== Exercise input ==

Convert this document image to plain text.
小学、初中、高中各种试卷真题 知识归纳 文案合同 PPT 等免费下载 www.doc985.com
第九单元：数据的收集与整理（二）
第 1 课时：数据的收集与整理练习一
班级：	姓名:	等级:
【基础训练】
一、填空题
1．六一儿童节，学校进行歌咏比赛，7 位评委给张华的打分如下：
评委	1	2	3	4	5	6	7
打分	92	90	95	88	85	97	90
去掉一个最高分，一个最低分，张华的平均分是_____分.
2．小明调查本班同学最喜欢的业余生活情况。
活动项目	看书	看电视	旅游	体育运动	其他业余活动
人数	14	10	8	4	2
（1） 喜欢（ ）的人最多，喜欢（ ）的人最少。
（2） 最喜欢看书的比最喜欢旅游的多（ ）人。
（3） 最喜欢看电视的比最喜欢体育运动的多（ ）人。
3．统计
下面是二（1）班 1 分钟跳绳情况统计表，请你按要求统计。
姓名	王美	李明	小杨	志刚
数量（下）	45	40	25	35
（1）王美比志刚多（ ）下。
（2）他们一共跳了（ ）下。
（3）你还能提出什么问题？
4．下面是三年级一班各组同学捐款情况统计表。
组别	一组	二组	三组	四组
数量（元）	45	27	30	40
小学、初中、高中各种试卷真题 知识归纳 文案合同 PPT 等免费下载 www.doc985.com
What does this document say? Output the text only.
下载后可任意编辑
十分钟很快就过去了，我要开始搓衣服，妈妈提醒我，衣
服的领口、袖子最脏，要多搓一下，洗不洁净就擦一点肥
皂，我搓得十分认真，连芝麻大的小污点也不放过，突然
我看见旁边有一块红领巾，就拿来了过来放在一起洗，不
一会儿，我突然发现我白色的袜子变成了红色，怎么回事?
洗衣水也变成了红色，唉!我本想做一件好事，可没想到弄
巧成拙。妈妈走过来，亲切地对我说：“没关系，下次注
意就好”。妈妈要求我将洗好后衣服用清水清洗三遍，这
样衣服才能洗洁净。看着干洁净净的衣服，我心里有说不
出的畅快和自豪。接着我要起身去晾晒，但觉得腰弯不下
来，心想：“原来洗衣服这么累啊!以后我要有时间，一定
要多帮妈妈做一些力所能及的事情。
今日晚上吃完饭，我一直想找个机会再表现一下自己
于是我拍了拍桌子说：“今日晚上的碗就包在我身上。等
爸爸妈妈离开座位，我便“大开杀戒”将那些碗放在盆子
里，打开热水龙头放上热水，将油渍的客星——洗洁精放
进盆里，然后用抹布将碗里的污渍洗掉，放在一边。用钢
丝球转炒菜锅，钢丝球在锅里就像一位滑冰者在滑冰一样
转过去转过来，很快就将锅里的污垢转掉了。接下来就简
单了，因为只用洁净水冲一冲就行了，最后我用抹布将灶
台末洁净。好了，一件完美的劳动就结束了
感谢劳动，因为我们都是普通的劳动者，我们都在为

===

Return each line that includes "text".

Answer to the task –
Convert this document image to plain text.
What does this document say? Output the text only.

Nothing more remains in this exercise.